### Task directions
Restate every line of the material, word for word.

### The records
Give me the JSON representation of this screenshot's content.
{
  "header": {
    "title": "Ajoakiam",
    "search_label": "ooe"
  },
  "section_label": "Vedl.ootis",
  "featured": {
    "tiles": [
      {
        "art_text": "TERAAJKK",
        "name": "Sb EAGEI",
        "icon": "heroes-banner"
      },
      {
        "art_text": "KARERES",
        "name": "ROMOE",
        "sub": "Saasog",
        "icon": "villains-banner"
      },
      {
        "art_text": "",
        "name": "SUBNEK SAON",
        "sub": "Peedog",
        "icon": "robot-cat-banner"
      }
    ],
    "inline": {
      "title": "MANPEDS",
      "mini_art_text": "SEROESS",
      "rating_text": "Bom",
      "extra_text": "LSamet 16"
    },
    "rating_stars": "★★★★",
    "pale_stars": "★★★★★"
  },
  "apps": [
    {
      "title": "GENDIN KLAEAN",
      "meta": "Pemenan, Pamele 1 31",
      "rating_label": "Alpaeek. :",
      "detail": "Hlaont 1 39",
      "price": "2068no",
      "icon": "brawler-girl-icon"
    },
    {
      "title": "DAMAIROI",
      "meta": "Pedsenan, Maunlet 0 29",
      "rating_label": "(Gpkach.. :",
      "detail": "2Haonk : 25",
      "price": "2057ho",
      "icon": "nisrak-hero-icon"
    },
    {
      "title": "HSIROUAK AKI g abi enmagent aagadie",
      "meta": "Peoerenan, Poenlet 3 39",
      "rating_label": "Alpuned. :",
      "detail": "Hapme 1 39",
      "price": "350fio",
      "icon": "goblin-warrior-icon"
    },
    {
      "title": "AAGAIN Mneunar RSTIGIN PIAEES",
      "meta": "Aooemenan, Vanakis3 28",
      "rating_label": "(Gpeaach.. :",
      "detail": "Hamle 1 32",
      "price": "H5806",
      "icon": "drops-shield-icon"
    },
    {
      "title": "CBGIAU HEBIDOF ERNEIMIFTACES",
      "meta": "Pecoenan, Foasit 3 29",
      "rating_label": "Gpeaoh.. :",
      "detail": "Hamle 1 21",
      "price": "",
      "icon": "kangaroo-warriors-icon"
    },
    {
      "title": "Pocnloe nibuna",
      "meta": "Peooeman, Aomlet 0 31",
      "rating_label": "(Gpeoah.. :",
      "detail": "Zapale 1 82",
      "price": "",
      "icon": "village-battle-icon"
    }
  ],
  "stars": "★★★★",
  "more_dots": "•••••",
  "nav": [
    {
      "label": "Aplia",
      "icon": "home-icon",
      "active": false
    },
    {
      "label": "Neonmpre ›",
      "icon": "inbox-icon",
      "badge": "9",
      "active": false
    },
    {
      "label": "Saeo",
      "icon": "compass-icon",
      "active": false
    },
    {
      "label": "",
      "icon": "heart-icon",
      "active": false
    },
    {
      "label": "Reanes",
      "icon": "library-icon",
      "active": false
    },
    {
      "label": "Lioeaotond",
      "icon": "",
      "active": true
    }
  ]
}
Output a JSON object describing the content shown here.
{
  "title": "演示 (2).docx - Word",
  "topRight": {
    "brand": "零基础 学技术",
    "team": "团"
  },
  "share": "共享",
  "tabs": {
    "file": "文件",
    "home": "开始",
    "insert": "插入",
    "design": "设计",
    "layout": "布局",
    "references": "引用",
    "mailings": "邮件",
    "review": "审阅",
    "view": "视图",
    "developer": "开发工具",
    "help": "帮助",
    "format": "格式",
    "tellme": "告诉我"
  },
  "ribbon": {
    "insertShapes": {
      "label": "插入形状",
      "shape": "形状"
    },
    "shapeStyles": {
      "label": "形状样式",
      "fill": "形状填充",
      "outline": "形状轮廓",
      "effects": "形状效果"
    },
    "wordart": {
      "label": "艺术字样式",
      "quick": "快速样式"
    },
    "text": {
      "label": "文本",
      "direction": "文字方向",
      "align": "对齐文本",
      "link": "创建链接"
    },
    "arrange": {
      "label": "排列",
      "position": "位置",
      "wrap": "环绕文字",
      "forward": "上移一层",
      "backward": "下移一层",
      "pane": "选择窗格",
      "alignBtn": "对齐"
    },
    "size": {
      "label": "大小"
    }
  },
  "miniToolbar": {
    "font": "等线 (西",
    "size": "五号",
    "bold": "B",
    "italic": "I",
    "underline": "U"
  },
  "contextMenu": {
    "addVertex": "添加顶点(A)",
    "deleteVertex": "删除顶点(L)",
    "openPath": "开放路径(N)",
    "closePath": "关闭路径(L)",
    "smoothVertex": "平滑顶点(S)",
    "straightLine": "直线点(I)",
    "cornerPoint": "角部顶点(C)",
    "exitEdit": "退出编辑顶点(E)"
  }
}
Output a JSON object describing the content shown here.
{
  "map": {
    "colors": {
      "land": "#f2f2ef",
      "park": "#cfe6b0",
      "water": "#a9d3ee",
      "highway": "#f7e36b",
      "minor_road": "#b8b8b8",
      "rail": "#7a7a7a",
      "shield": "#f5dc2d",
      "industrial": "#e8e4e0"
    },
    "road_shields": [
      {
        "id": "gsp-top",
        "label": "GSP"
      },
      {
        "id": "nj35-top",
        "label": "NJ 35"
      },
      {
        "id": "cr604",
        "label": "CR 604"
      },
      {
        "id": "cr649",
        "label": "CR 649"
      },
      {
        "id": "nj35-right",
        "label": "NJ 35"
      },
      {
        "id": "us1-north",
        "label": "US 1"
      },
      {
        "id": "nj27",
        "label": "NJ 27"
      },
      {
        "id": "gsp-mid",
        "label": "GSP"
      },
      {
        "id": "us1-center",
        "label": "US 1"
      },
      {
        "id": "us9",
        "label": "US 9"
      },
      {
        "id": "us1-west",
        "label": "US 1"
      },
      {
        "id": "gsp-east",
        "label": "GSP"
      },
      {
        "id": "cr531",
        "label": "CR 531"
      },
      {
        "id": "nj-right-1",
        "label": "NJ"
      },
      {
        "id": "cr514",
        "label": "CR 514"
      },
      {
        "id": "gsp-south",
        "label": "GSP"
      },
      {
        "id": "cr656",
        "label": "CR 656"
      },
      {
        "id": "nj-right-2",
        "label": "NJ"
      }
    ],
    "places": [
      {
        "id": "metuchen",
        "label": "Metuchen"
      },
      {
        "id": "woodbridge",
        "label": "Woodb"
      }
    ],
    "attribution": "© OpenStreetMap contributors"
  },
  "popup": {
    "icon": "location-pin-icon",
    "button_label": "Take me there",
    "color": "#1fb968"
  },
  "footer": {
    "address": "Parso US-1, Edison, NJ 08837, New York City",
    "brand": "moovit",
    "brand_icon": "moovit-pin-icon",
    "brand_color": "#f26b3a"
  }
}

### Task solution
Give me the JSON representation of this screenshot's content.
{
  "header": {
    "title": "Ajoakiam",
    "search_label": "ooe"
  },
  "section_label": "Vedl.ootis",
  "featured": {
    "tiles": [
      {
        "art_text": "TERAAJKK",
        "name": "Sb EAGEI",
        "icon": "heroes-banner"
      },
      {
        "art_text": "KARERES",
        "name": "ROMOE",
        "sub": "Saasog",
        "icon": "villains-banner"
      },
      {
        "art_text": "",
        "name": "SUBNEK SAON",
        "sub": "Peedog",
        "icon": "robot-cat-banner"
      }
    ],
    "inline": {
      "title": "MANPEDS",
      "mini_art_text": "SEROESS",
      "rating_text": "Bom",
      "extra_text": "LSamet 16"
    },
    "rating_stars": "★★★★",
    "pale_stars": "★★★★★"
  },
  "apps": [
    {
      "title": "GENDIN KLAEAN",
      "meta": "Pemenan, Pamele 1 31",
      "rating_label": "Alpaeek. :",
      "detail": "Hlaont 1 39",
      "price": "2068no",
      "icon": "brawler-girl-icon"
    },
    {
      "title": "DAMAIROI",
      "meta": "Pedsenan, Maunlet 0 29",
      "rating_label": "(Gpkach.. :",
      "detail": "2Haonk : 25",
      "price": "2057ho",
      "icon": "nisrak-hero-icon"
    },
    {
      "title": "HSIROUAK AKI g abi enmagent aagadie",
      "meta": "Peoerenan, Poenlet 3 39",
      "rating_label": "Alpuned. :",
      "detail": "Hapme 1 39",
      "price": "350fio",
      "icon": "goblin-warrior-icon"
    },
    {
      "title": "AAGAIN Mneunar RSTIGIN PIAEES",
      "meta": "Aooemenan, Vanakis3 28",
      "rating_label": "(Gpeaach.. :",
      "detail": "Hamle 1 32",
      "price": "H5806",
      "icon": "drops-shield-icon"
    },
    {
      "title": "CBGIAU HEBIDOF ERNEIMIFTACES",
      "meta": "Pecoenan, Foasit 3 29",
      "rating_label": "Gpeaoh.. :",
      "detail": "Hamle 1 21",
      "price": "",
      "icon": "kangaroo-warriors-icon"
    },
    {
      "title": "Pocnloe nibuna",
      "meta": "Peooeman, Aomlet 0 31",
      "rating_label": "(Gpeoah.. :",
      "detail": "Zapale 1 82",
      "price": "",
      "icon": "village-battle-icon"
    }
  ],
  "stars": "★★★★",
  "more_dots": "•••••",
  "nav": [
    {
      "label": "Aplia",
      "icon": "home-icon",
      "active": false
    },
    {
      "label": "Neonmpre ›",
      "icon": "inbox-icon",
      "badge": "9",
      "active": false
    },
    {
      "label": "Saeo",
      "icon": "compass-icon",
      "active": false
    },
    {
      "label": "",
      "icon": "heart-icon",
      "active": false
    },
    {
      "label": "Reanes",
      "icon": "library-icon",
      "active": false
    },
    {
      "label": "Lioeaotond",
      "icon": "",
      "active": true
    }
  ]
}
Output a JSON object describing the content shown here.
{
  "title": "演示 (2).docx - Word",
  "topRight": {
    "brand": "零基础 学技术",
    "team": "团"
  },
  "share": "共享",
  "tabs": {
    "file": "文件",
    "home": "开始",
    "insert": "插入",
    "design": "设计",
    "layout": "布局",
    "references": "引用",
    "mailings": "邮件",
    "review": "审阅",
    "view": "视图",
    "developer": "开发工具",
    "help": "帮助",
    "format": "格式",
    "tellme": "告诉我"
  },
  "ribbon": {
    "insertShapes": {
      "label": "插入形状",
      "shape": "形状"
    },
    "shapeStyles": {
      "label": "形状样式",
      "fill": "形状填充",
      "outline": "形状轮廓",
      "effects": "形状效果"
    },
    "wordart": {
      "label": "艺术字样式",
      "quick": "快速样式"
    },
    "text": {
      "label": "文本",
      "direction": "文字方向",
      "align": "对齐文本",
      "link": "创建链接"
    },
    "arrange": {
      "label": "排列",
      "position": "位置",
      "wrap": "环绕文字",
      "forward": "上移一层",
      "backward": "下移一层",
      "pane": "选择窗格",
      "alignBtn": "对齐"
    },
    "size": {
      "label": "大小"
    }
  },
  "miniToolbar": {
    "font": "等线 (西",
    "size": "五号",
    "bold": "B",
    "italic": "I",
    "underline": "U"
  },
  "contextMenu": {
    "addVertex": "添加顶点(A)",
    "deleteVertex": "删除顶点(L)",
    "openPath": "开放路径(N)",
    "closePath": "关闭路径(L)",
    "smoothVertex": "平滑顶点(S)",
    "straightLine": "直线点(I)",
    "cornerPoint": "角部顶点(C)",
    "exitEdit": "退出编辑顶点(E)"
  }
}
Output a JSON object describing the content shown here.
{
  "map": {
    "colors": {
      "land": "#f2f2ef",
      "park": "#cfe6b0",
      "water": "#a9d3ee",
      "highway": "#f7e36b",
      "minor_road": "#b8b8b8",
      "rail": "#7a7a7a",
      "shield": "#f5dc2d",
      "industrial": "#e8e4e0"
    },
    "road_shields": [
      {
        "id": "gsp-top",
        "label": "GSP"
      },
      {
        "id": "nj35-top",
        "label": "NJ 35"
      },
      {
        "id": "cr604",
        "label": "CR 604"
      },
      {
        "id": "cr649",
        "label": "CR 649"
      },
      {
        "id": "nj35-right",
        "label": "NJ 35"
      },
      {
        "id": "us1-north",
        "label": "US 1"
      },
      {
        "id": "nj27",
        "label": "NJ 27"
      },
      {
        "id": "gsp-mid",
        "label": "GSP"
      },
      {
        "id": "us1-center",
        "label": "US 1"
      },
      {
        "id": "us9",
        "label": "US 9"
      },
      {
        "id": "us1-west",
        "label": "US 1"
      },
      {
        "id": "gsp-east",
        "label": "GSP"
      },
      {
        "id": "cr531",
        "label": "CR 531"
      },
      {
        "id": "nj-right-1",
        "label": "NJ"
      },
      {
        "id": "cr514",
        "label": "CR 514"
      },
      {
        "id": "gsp-south",
        "label": "GSP"
      },
      {
        "id": "cr656",
        "label": "CR 656"
      },
      {
        "id": "nj-right-2",
        "label": "NJ"
      }
    ],
    "places": [
      {
        "id": "metuchen",
        "label": "Metuchen"
      },
      {
        "id": "woodbridge",
        "label": "Woodb"
      }
    ],
    "attribution": "© OpenStreetMap contributors"
  },
  "popup": {
    "icon": "location-pin-icon",
    "button_label": "Take me there",
    "color": "#1fb968"
  },
  "footer": {
    "address": "Parso US-1, Edison, NJ 08837, New York City",
    "brand": "moovit",
    "brand_icon": "moovit-pin-icon",
    "brand_color": "#f26b3a"
  }
}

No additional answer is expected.